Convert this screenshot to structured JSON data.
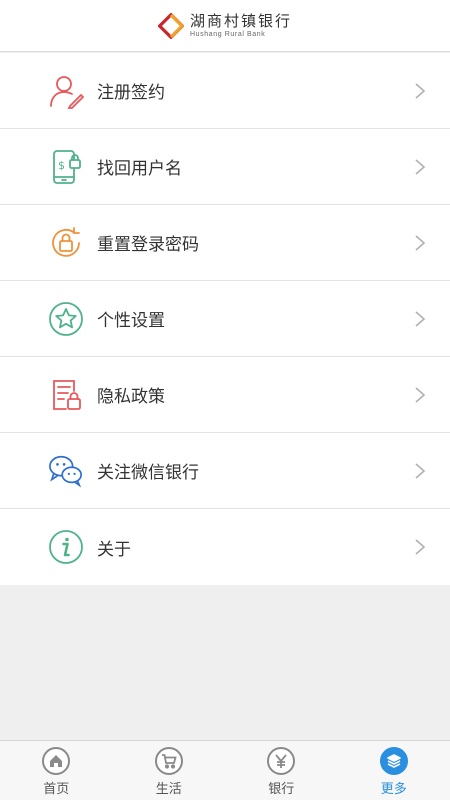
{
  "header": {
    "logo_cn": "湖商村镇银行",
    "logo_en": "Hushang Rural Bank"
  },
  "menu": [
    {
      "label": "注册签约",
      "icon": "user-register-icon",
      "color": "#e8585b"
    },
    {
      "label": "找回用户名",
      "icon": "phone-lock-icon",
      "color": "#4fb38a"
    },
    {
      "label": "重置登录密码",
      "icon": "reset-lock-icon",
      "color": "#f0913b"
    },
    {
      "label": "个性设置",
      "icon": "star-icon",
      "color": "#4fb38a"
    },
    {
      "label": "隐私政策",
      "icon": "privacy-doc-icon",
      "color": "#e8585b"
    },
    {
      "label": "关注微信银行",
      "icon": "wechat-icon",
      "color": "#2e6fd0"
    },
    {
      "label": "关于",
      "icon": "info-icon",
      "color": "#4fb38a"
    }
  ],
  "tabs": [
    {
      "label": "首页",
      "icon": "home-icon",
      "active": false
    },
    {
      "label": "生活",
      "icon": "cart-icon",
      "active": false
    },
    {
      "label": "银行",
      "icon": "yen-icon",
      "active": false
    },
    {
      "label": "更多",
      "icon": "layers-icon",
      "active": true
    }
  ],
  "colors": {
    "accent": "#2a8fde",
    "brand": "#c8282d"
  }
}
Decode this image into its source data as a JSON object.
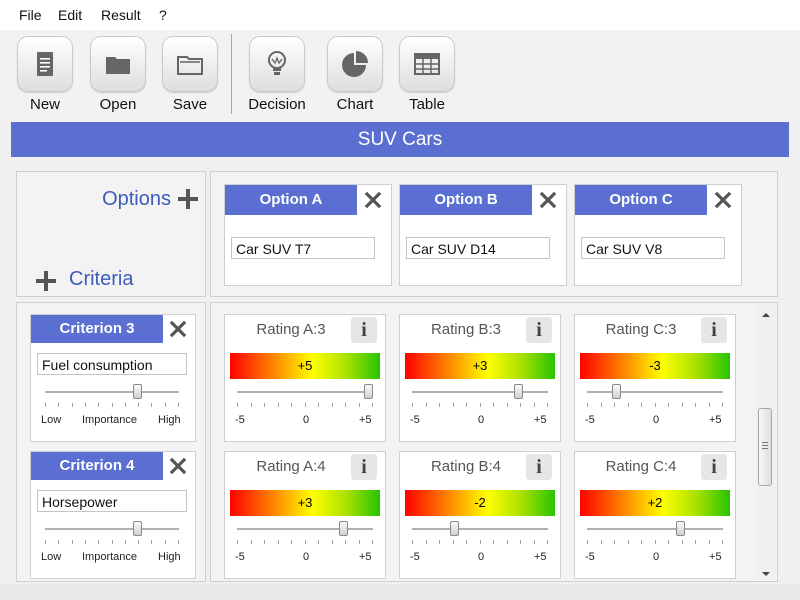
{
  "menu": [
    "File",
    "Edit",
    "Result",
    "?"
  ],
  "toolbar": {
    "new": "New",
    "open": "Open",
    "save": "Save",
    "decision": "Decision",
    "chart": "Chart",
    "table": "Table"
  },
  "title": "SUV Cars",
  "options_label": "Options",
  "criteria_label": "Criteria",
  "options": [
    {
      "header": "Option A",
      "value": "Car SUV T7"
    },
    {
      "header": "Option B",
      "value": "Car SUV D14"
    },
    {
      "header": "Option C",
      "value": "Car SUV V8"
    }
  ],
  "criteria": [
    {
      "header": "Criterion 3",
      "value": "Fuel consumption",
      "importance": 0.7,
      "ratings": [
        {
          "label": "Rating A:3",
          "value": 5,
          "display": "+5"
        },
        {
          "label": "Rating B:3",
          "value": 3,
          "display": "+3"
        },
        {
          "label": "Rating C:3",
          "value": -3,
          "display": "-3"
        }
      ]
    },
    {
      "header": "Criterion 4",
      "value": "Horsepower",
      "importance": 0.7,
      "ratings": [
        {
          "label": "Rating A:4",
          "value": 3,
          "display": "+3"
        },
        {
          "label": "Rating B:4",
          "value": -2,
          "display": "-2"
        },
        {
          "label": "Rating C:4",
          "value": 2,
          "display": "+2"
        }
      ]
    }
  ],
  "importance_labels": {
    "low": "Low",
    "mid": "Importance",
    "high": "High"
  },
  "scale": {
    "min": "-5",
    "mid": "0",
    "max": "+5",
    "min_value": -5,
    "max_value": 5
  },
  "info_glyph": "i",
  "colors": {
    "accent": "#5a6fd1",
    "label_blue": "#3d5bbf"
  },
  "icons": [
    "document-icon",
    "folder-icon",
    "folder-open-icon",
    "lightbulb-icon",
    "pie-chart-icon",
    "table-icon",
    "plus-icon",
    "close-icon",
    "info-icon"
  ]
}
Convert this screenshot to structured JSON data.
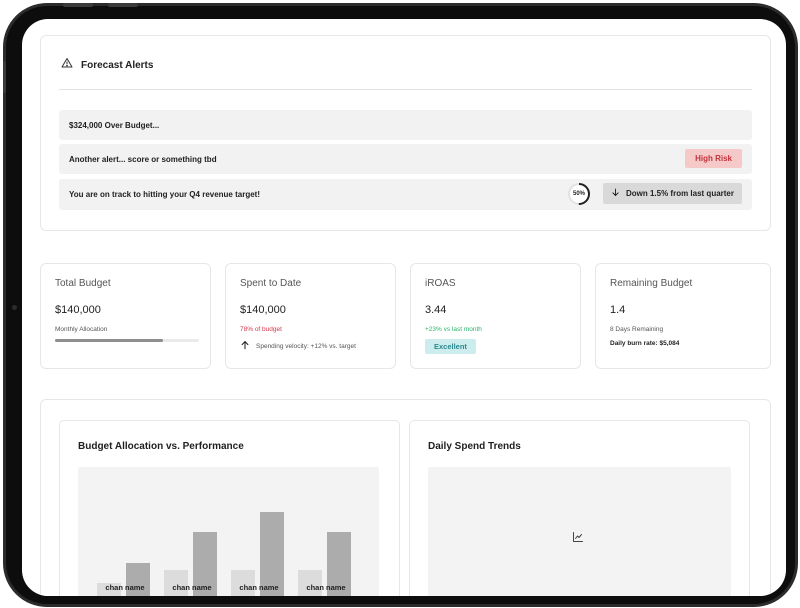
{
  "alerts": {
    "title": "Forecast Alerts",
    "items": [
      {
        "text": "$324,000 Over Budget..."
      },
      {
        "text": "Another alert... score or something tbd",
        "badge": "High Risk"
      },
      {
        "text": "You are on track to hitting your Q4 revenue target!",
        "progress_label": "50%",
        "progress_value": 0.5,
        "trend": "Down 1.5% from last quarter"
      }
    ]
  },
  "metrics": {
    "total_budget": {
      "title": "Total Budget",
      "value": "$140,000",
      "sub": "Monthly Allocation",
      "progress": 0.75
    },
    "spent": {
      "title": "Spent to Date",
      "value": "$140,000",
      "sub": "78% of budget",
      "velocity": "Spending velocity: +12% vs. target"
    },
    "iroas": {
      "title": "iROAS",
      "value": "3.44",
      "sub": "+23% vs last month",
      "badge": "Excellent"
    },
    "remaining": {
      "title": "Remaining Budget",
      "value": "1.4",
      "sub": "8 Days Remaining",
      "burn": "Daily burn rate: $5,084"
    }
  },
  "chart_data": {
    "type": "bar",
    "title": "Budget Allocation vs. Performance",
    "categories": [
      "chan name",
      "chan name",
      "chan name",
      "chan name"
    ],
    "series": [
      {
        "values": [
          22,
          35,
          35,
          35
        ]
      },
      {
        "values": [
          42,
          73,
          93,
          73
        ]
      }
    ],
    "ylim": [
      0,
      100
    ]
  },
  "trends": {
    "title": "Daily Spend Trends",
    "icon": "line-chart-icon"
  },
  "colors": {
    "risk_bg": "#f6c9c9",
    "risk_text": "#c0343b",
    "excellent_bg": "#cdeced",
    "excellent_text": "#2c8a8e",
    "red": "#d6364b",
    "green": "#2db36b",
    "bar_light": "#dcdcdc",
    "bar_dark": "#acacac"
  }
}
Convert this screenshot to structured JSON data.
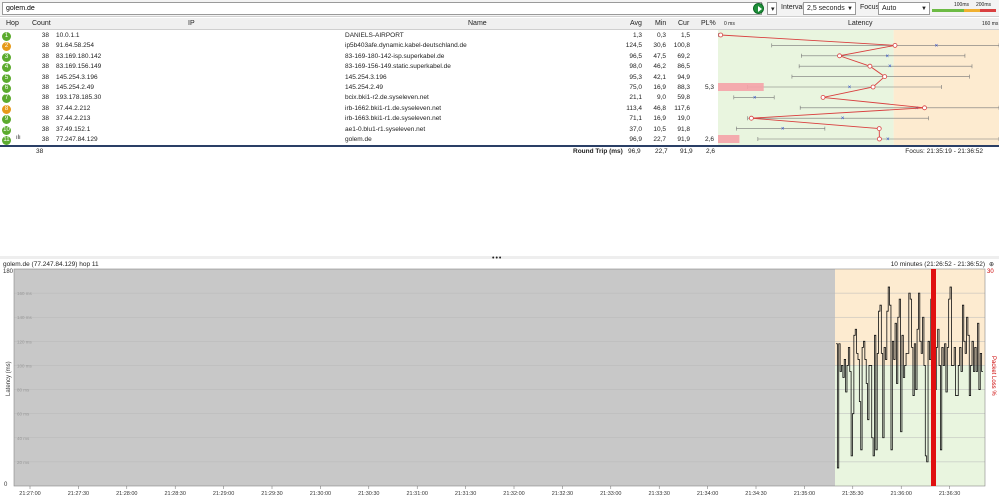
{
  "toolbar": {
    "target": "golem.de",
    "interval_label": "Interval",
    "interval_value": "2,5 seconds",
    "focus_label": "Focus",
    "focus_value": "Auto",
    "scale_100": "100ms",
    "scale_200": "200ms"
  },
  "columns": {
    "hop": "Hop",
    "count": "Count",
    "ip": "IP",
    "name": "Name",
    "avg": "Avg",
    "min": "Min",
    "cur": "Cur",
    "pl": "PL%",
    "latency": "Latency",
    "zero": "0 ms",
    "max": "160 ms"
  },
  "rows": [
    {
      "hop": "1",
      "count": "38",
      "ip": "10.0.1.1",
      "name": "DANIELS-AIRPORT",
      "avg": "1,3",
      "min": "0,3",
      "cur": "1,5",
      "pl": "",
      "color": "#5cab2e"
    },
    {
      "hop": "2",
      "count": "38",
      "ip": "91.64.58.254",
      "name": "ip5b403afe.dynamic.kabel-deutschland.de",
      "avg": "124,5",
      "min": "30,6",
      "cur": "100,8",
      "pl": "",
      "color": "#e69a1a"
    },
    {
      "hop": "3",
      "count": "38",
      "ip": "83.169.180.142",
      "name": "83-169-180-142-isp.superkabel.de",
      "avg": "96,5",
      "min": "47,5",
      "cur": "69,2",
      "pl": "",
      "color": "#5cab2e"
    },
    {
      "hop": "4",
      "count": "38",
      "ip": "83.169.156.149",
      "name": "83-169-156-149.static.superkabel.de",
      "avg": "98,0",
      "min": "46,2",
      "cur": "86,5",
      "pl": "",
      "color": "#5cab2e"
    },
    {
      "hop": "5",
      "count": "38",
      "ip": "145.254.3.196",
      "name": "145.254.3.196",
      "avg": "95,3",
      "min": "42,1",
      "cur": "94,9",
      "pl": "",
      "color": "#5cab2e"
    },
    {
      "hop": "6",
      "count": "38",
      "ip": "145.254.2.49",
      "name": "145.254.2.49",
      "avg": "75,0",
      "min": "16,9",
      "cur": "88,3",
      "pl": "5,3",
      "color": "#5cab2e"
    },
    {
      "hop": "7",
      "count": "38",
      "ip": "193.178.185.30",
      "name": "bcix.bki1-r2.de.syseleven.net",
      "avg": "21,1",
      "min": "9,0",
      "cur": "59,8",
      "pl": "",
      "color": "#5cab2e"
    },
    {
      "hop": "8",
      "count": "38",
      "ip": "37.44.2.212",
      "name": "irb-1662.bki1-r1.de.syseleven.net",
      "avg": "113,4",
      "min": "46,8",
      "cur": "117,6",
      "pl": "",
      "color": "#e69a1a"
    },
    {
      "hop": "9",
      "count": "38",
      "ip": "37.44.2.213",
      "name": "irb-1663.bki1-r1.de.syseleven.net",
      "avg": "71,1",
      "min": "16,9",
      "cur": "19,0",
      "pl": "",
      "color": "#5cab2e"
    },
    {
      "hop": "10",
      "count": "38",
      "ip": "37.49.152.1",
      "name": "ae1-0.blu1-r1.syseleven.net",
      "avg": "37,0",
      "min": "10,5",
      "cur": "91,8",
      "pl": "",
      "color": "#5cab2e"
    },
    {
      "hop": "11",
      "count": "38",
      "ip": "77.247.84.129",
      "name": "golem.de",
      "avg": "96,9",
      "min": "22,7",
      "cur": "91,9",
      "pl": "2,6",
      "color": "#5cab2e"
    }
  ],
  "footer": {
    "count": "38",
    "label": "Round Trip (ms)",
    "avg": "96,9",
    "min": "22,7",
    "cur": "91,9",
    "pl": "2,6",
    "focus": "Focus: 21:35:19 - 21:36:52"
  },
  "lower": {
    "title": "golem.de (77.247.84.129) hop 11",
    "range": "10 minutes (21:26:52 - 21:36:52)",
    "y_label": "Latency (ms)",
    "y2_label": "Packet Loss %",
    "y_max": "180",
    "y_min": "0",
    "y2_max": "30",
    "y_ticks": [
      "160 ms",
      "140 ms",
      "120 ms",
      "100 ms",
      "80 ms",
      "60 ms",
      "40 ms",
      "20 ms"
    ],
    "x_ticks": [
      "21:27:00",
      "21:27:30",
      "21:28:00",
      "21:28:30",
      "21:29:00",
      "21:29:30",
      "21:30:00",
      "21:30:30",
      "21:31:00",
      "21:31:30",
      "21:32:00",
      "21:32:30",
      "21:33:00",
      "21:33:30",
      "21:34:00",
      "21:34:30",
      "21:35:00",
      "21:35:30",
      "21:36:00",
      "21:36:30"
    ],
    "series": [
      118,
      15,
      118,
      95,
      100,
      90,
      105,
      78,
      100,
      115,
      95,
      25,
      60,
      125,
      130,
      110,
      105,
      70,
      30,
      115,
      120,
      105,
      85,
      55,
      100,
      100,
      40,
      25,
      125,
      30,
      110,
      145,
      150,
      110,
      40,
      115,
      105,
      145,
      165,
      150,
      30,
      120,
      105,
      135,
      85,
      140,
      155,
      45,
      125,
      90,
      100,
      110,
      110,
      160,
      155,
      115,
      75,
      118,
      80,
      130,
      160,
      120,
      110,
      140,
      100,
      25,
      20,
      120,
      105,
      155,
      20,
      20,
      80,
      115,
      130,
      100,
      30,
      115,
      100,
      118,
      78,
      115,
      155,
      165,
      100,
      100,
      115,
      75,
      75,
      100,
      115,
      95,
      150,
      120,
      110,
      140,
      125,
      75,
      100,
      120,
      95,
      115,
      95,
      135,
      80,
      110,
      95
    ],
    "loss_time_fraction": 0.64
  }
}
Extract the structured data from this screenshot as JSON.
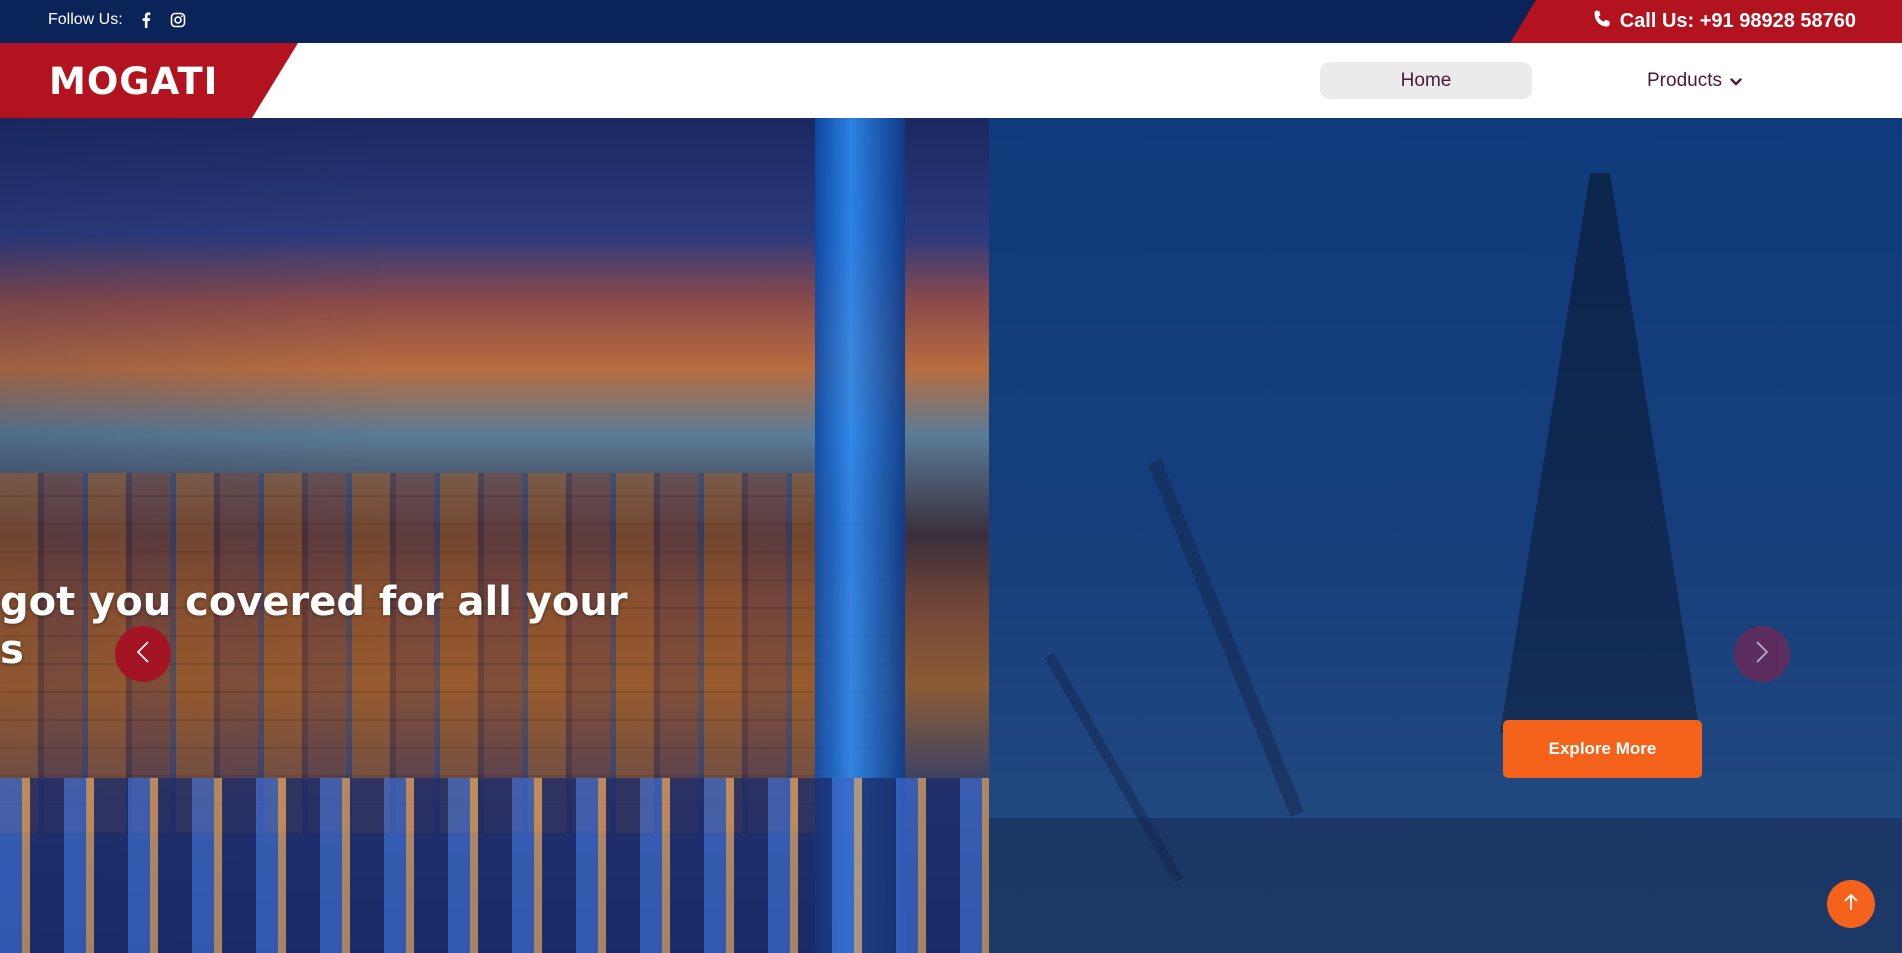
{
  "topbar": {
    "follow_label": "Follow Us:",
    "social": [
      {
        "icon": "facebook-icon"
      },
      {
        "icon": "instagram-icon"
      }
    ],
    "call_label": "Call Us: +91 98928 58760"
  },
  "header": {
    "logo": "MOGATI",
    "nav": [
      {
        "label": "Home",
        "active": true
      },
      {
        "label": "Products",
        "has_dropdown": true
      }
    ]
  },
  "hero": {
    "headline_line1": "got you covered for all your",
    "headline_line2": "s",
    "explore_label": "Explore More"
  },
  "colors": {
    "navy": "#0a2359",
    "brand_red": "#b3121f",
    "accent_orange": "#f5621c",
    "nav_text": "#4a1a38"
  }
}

........

* **WHAT YOU HAVE TO DO**
Gather each line that holds "Daily".

* **FINAL ANSWER**
      "burn": "Daily burn rate: $5,084"
    "title": "Daily Spend Trends",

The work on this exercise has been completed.